→ What to work on: Here are some records; copy every line that holds the word "color".

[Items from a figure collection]
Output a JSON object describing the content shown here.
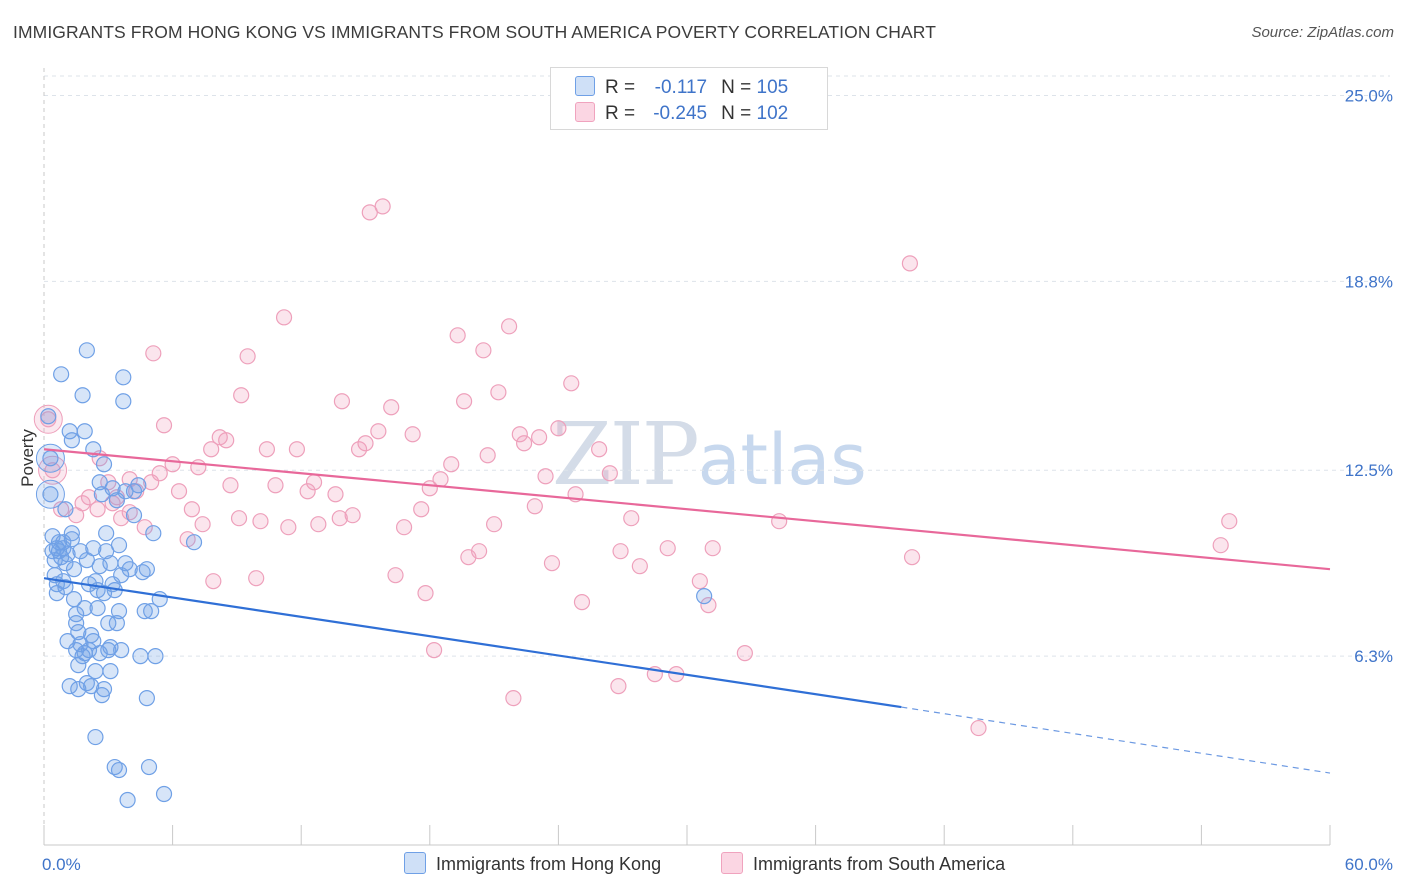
{
  "title": "IMMIGRANTS FROM HONG KONG VS IMMIGRANTS FROM SOUTH AMERICA POVERTY CORRELATION CHART",
  "source": "Source: ZipAtlas.com",
  "watermark": {
    "zip": "ZIP",
    "atlas": "atlas"
  },
  "legend": [
    {
      "r_label": "R =",
      "r_value": "-0.117",
      "n_label": "N =",
      "n_value": "105",
      "color": "#6fa0e6"
    },
    {
      "r_label": "R =",
      "r_value": "-0.245",
      "n_label": "N =",
      "n_value": "102",
      "color": "#f0a3be"
    }
  ],
  "chart_data": {
    "type": "scatter",
    "title": "IMMIGRANTS FROM HONG KONG VS IMMIGRANTS FROM SOUTH AMERICA POVERTY CORRELATION CHART",
    "xlabel": "",
    "ylabel": "Poverty",
    "xlim": [
      0,
      60
    ],
    "ylim": [
      0,
      26.25
    ],
    "x_tick_labels": [
      "0.0%",
      "60.0%"
    ],
    "y_ticks": [
      6.3,
      12.5,
      18.8,
      25.0
    ],
    "y_tick_labels": [
      "6.3%",
      "12.5%",
      "18.8%",
      "25.0%"
    ],
    "grid": "horizontal dashed",
    "legend_position": "top-center",
    "series": [
      {
        "name": "Immigrants from Hong Kong",
        "color": "#5a8fdc",
        "trend": {
          "x": [
            0,
            40
          ],
          "y": [
            8.9,
            4.6
          ],
          "dashed_to": [
            60,
            2.4
          ],
          "color": "#2f6fd6"
        },
        "points": [
          [
            0.2,
            14.3
          ],
          [
            0.3,
            12.9
          ],
          [
            0.3,
            11.7
          ],
          [
            0.4,
            10.3
          ],
          [
            0.4,
            9.8
          ],
          [
            0.5,
            9.5
          ],
          [
            0.5,
            9.0
          ],
          [
            0.6,
            8.7
          ],
          [
            0.6,
            8.4
          ],
          [
            0.7,
            10.1
          ],
          [
            0.7,
            9.8
          ],
          [
            0.8,
            15.7
          ],
          [
            0.8,
            9.6
          ],
          [
            0.9,
            9.9
          ],
          [
            0.9,
            8.8
          ],
          [
            1.0,
            9.4
          ],
          [
            1.0,
            8.6
          ],
          [
            1.1,
            9.7
          ],
          [
            1.1,
            6.8
          ],
          [
            1.2,
            5.3
          ],
          [
            1.2,
            13.8
          ],
          [
            1.3,
            13.5
          ],
          [
            1.3,
            10.4
          ],
          [
            1.4,
            9.2
          ],
          [
            1.4,
            8.2
          ],
          [
            1.5,
            7.7
          ],
          [
            1.5,
            7.4
          ],
          [
            1.5,
            6.5
          ],
          [
            1.6,
            6.0
          ],
          [
            1.6,
            5.2
          ],
          [
            1.7,
            9.8
          ],
          [
            1.7,
            6.7
          ],
          [
            1.8,
            15.0
          ],
          [
            1.8,
            6.3
          ],
          [
            1.9,
            7.9
          ],
          [
            1.9,
            6.4
          ],
          [
            2.0,
            16.5
          ],
          [
            2.0,
            9.5
          ],
          [
            2.1,
            8.7
          ],
          [
            2.1,
            6.5
          ],
          [
            2.2,
            5.3
          ],
          [
            2.2,
            7.0
          ],
          [
            2.3,
            13.2
          ],
          [
            2.3,
            9.9
          ],
          [
            2.3,
            6.8
          ],
          [
            2.4,
            5.8
          ],
          [
            2.4,
            3.6
          ],
          [
            2.5,
            8.5
          ],
          [
            2.5,
            7.9
          ],
          [
            2.6,
            12.1
          ],
          [
            2.6,
            9.3
          ],
          [
            2.6,
            6.4
          ],
          [
            2.7,
            5.0
          ],
          [
            2.7,
            11.7
          ],
          [
            2.8,
            12.7
          ],
          [
            2.8,
            8.4
          ],
          [
            2.9,
            10.4
          ],
          [
            2.9,
            9.8
          ],
          [
            3.0,
            7.4
          ],
          [
            3.0,
            6.5
          ],
          [
            3.1,
            9.4
          ],
          [
            3.1,
            5.8
          ],
          [
            3.2,
            11.9
          ],
          [
            3.2,
            8.7
          ],
          [
            3.3,
            8.5
          ],
          [
            3.3,
            2.6
          ],
          [
            3.4,
            11.5
          ],
          [
            3.4,
            7.4
          ],
          [
            3.5,
            7.8
          ],
          [
            3.5,
            2.5
          ],
          [
            3.6,
            9.0
          ],
          [
            3.6,
            6.5
          ],
          [
            3.7,
            15.6
          ],
          [
            3.7,
            14.8
          ],
          [
            3.8,
            11.8
          ],
          [
            3.8,
            9.4
          ],
          [
            3.9,
            1.5
          ],
          [
            4.0,
            9.2
          ],
          [
            4.2,
            11.8
          ],
          [
            4.2,
            11.0
          ],
          [
            4.4,
            12.0
          ],
          [
            4.5,
            6.3
          ],
          [
            4.7,
            7.8
          ],
          [
            4.8,
            4.9
          ],
          [
            4.8,
            9.2
          ],
          [
            4.9,
            2.6
          ],
          [
            5.0,
            7.8
          ],
          [
            5.1,
            10.4
          ],
          [
            5.2,
            6.3
          ],
          [
            5.4,
            8.2
          ],
          [
            5.6,
            1.7
          ],
          [
            7.0,
            10.1
          ],
          [
            30.8,
            8.3
          ],
          [
            1.9,
            13.8
          ],
          [
            1.3,
            10.2
          ],
          [
            0.6,
            9.9
          ],
          [
            2.4,
            8.8
          ],
          [
            3.1,
            6.6
          ],
          [
            4.6,
            9.1
          ],
          [
            1.0,
            11.2
          ],
          [
            2.0,
            5.4
          ],
          [
            0.9,
            10.1
          ],
          [
            3.5,
            10.0
          ],
          [
            1.6,
            7.1
          ],
          [
            2.8,
            5.2
          ]
        ]
      },
      {
        "name": "Immigrants from South America",
        "color": "#f0a3be",
        "trend": {
          "x": [
            0,
            60
          ],
          "y": [
            13.2,
            9.2
          ],
          "color": "#e8689a"
        },
        "points": [
          [
            0.2,
            14.2
          ],
          [
            0.4,
            12.5
          ],
          [
            0.8,
            11.2
          ],
          [
            1.5,
            11.0
          ],
          [
            1.8,
            11.4
          ],
          [
            2.1,
            11.6
          ],
          [
            2.5,
            11.2
          ],
          [
            3.0,
            12.1
          ],
          [
            3.2,
            11.4
          ],
          [
            3.6,
            10.9
          ],
          [
            4.0,
            11.1
          ],
          [
            4.0,
            12.2
          ],
          [
            4.3,
            11.8
          ],
          [
            4.7,
            10.6
          ],
          [
            5.0,
            12.1
          ],
          [
            5.1,
            16.4
          ],
          [
            5.4,
            12.4
          ],
          [
            5.6,
            14.0
          ],
          [
            6.0,
            12.7
          ],
          [
            6.3,
            11.8
          ],
          [
            6.7,
            10.2
          ],
          [
            7.2,
            12.6
          ],
          [
            7.4,
            10.7
          ],
          [
            7.8,
            13.2
          ],
          [
            7.9,
            8.8
          ],
          [
            8.2,
            13.6
          ],
          [
            8.5,
            13.5
          ],
          [
            8.7,
            12.0
          ],
          [
            9.1,
            10.9
          ],
          [
            9.2,
            15.0
          ],
          [
            9.5,
            16.3
          ],
          [
            9.9,
            8.9
          ],
          [
            10.1,
            10.8
          ],
          [
            10.4,
            13.2
          ],
          [
            10.8,
            12.0
          ],
          [
            11.2,
            17.6
          ],
          [
            11.4,
            10.6
          ],
          [
            11.8,
            13.2
          ],
          [
            12.3,
            11.8
          ],
          [
            12.6,
            12.1
          ],
          [
            12.8,
            10.7
          ],
          [
            13.6,
            11.7
          ],
          [
            13.9,
            14.8
          ],
          [
            14.4,
            11.0
          ],
          [
            14.7,
            13.2
          ],
          [
            15.0,
            13.4
          ],
          [
            15.2,
            21.1
          ],
          [
            15.6,
            13.8
          ],
          [
            15.8,
            21.3
          ],
          [
            16.2,
            14.6
          ],
          [
            16.4,
            9.0
          ],
          [
            16.8,
            10.6
          ],
          [
            17.2,
            13.7
          ],
          [
            17.6,
            11.2
          ],
          [
            17.8,
            8.4
          ],
          [
            18.0,
            11.9
          ],
          [
            18.2,
            6.5
          ],
          [
            18.5,
            12.2
          ],
          [
            19.0,
            12.7
          ],
          [
            19.3,
            17.0
          ],
          [
            19.6,
            14.8
          ],
          [
            20.3,
            9.8
          ],
          [
            20.5,
            16.5
          ],
          [
            20.7,
            13.0
          ],
          [
            21.0,
            10.7
          ],
          [
            21.2,
            15.1
          ],
          [
            21.7,
            17.3
          ],
          [
            21.9,
            4.9
          ],
          [
            22.2,
            13.7
          ],
          [
            22.4,
            13.4
          ],
          [
            22.9,
            11.3
          ],
          [
            23.1,
            13.6
          ],
          [
            23.4,
            12.3
          ],
          [
            23.7,
            9.4
          ],
          [
            24.0,
            13.9
          ],
          [
            24.6,
            15.4
          ],
          [
            24.8,
            11.7
          ],
          [
            25.1,
            8.1
          ],
          [
            25.9,
            13.2
          ],
          [
            26.4,
            12.4
          ],
          [
            26.8,
            5.3
          ],
          [
            26.9,
            9.8
          ],
          [
            27.4,
            10.9
          ],
          [
            27.8,
            9.3
          ],
          [
            28.5,
            5.7
          ],
          [
            29.1,
            9.9
          ],
          [
            29.5,
            5.7
          ],
          [
            30.6,
            8.8
          ],
          [
            31.0,
            8.0
          ],
          [
            31.2,
            9.9
          ],
          [
            32.7,
            6.4
          ],
          [
            34.3,
            10.8
          ],
          [
            40.4,
            19.4
          ],
          [
            40.5,
            9.6
          ],
          [
            43.6,
            3.9
          ],
          [
            54.9,
            10.0
          ],
          [
            55.3,
            10.8
          ],
          [
            13.8,
            10.9
          ],
          [
            3.4,
            11.6
          ],
          [
            6.9,
            11.2
          ],
          [
            19.8,
            9.6
          ],
          [
            2.6,
            12.9
          ]
        ]
      }
    ]
  },
  "bottom_legend": [
    {
      "label": "Immigrants from Hong Kong",
      "color": "#6fa0e6"
    },
    {
      "label": "Immigrants from South America",
      "color": "#f0a3be"
    }
  ]
}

→ Correct response:
      "color": "#6fa0e6"
      "color": "#f0a3be"
        "color": "#5a8fdc",
          "color": "#2f6fd6"
        "color": "#f0a3be",
          "color": "#e8689a"
      "color": "#6fa0e6"
      "color": "#f0a3be"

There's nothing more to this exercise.